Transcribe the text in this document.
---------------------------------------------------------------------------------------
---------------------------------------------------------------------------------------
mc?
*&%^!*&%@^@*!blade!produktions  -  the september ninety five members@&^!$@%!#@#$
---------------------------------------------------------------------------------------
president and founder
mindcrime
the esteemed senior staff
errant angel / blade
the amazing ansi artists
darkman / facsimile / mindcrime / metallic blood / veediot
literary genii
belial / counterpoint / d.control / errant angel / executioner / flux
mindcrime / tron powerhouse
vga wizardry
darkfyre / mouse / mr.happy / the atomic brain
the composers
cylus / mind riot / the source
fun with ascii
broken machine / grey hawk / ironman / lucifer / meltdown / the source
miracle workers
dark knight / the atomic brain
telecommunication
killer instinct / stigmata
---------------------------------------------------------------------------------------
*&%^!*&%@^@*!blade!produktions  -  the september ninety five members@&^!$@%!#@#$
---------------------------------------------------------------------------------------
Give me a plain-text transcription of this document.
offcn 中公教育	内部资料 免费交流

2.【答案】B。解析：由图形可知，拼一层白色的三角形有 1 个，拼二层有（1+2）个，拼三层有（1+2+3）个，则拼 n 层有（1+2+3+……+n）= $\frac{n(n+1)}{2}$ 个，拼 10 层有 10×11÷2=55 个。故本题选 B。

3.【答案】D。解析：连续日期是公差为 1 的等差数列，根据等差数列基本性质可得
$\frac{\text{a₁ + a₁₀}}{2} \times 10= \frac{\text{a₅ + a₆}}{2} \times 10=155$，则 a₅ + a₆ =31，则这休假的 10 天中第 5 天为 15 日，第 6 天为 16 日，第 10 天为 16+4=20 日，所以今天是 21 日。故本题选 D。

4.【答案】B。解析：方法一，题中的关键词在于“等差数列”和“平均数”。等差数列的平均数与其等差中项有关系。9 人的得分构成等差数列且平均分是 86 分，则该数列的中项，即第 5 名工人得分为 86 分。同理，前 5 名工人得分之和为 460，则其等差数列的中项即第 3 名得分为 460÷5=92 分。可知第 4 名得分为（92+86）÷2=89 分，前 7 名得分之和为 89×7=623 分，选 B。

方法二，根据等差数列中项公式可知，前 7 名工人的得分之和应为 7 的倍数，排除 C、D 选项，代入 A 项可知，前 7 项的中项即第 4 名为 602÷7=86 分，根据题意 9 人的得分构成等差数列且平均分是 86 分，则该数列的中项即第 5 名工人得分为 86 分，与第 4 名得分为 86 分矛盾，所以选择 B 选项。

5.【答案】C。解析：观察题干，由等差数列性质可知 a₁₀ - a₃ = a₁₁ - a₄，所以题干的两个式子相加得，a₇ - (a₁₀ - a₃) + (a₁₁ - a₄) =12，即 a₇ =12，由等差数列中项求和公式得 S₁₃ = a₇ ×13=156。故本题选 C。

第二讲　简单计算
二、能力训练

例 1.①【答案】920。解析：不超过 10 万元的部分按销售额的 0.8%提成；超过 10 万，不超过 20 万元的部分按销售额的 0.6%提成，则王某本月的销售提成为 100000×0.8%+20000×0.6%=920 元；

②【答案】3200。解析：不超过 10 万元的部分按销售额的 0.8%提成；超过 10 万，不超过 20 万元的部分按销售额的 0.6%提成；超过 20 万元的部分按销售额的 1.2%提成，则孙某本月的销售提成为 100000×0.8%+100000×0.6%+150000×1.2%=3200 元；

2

#### Problem details
Check every line for "万元的部分按销售额的" and show the ones that have it.

#### Response
例 1.①【答案】920。解析：不超过 10 万元的部分按销售额的 0.8%提成；超过 10 万，不超过 20 万元的部分按销售额的 0.6%提成，则王某本月的销售提成为 100000×0.8%+20000×0.6%=920 元；
②【答案】3200。解析：不超过 10 万元的部分按销售额的 0.8%提成；超过 10 万，不超过 20 万元的部分按销售额的 0.6%提成；超过 20 万元的部分按销售额的 1.2%提成，则孙某本月的销售提成为 100000×0.8%+100000×0.6%+150000×1.2%=3200 元；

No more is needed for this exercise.